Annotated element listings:
** Start **
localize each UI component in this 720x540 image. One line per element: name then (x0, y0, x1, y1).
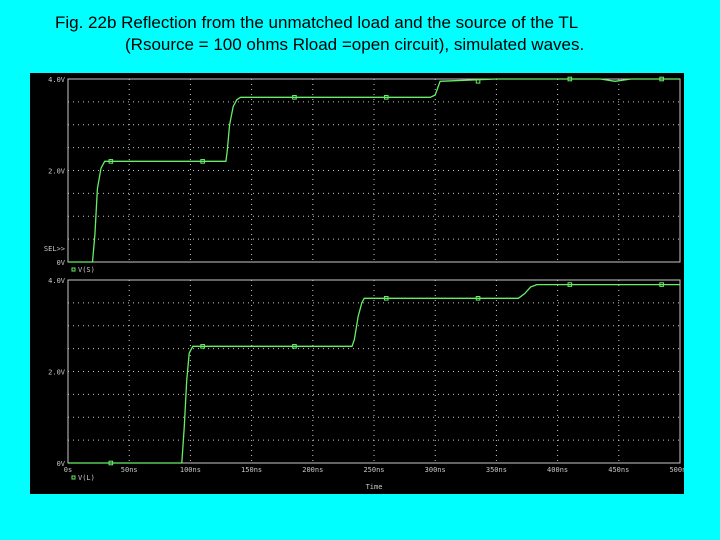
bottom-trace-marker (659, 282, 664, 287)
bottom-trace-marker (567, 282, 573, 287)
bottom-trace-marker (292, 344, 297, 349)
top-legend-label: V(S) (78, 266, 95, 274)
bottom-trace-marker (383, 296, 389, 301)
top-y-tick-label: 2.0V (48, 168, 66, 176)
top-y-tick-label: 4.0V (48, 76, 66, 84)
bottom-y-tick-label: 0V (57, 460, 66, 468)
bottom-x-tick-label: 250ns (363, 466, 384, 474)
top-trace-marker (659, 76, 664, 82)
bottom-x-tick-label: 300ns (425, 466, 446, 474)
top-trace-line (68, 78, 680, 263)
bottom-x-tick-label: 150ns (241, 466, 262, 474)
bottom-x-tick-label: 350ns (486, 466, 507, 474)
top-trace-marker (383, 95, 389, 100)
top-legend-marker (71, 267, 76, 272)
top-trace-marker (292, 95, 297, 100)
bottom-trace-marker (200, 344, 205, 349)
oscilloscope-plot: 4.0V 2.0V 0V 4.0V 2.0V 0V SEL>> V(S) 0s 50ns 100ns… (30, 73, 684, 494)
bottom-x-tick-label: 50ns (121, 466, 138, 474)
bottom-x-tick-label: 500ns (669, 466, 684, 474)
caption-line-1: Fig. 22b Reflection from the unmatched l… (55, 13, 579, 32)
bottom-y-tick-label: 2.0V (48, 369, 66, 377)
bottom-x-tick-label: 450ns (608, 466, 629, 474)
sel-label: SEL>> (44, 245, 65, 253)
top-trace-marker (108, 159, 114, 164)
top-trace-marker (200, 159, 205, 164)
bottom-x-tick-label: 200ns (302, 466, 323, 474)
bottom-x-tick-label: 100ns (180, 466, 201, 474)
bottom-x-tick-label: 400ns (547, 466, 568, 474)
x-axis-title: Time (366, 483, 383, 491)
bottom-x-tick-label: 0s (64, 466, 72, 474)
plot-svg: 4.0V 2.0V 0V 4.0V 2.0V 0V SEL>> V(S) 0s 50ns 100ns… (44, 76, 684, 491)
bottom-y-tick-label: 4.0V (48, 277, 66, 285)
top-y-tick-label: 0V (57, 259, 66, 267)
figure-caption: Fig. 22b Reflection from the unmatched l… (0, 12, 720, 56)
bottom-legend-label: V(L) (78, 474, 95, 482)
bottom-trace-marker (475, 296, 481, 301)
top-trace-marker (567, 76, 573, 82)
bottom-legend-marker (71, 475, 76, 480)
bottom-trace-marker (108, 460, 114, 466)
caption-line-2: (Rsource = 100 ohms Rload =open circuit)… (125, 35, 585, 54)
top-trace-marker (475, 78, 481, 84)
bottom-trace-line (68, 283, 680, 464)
** End **
** Start **
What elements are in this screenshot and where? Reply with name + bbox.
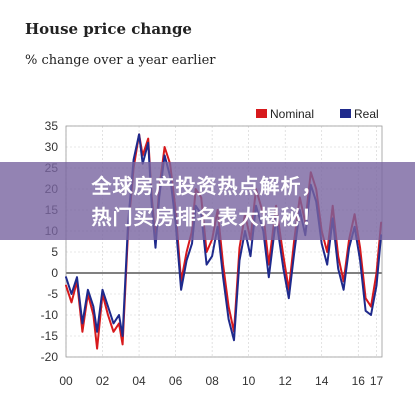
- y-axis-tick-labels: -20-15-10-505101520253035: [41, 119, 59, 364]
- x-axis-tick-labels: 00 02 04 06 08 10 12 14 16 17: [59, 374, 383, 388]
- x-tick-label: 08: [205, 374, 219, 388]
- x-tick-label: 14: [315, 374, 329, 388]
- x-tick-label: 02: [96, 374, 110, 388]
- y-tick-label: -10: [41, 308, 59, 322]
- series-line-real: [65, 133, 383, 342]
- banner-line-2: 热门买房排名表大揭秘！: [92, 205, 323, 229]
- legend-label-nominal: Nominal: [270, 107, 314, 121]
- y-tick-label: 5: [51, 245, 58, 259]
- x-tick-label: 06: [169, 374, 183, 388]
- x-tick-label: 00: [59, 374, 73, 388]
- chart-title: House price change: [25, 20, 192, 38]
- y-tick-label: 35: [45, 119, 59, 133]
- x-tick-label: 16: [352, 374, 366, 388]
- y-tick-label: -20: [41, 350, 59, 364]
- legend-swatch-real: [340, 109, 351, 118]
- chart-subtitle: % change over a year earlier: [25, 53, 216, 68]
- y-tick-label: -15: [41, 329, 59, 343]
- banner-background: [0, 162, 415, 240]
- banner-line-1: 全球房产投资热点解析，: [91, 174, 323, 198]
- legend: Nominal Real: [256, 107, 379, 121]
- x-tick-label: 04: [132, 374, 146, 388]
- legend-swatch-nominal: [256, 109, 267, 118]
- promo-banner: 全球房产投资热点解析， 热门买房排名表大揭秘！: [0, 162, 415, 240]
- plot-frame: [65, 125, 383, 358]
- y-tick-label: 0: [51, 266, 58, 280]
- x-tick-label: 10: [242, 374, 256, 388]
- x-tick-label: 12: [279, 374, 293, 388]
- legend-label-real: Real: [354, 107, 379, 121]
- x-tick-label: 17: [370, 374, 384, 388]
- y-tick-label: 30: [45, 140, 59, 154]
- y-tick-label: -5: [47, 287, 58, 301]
** End **
The task:
Copy the rows from the line with "119, 59, 364]" through the line with "- series-line-real: [65, 133, 383, 342]", substituting "x-tick-text" for every "x-tick-label" and leaving all else as it stands.

Exercise solution:
- y-axis-tick-labels: -20-15-10-505101520253035: [41, 119, 59, 364]
- x-axis-tick-labels: 00 02 04 06 08 10 12 14 16 17: [59, 374, 383, 388]
- x-tick-text: 08: [205, 374, 219, 388]
- x-tick-text: 14: [315, 374, 329, 388]
- x-tick-text: 02: [96, 374, 110, 388]
- y-tick-label: -10: [41, 308, 59, 322]
- series-line-real: [65, 133, 383, 342]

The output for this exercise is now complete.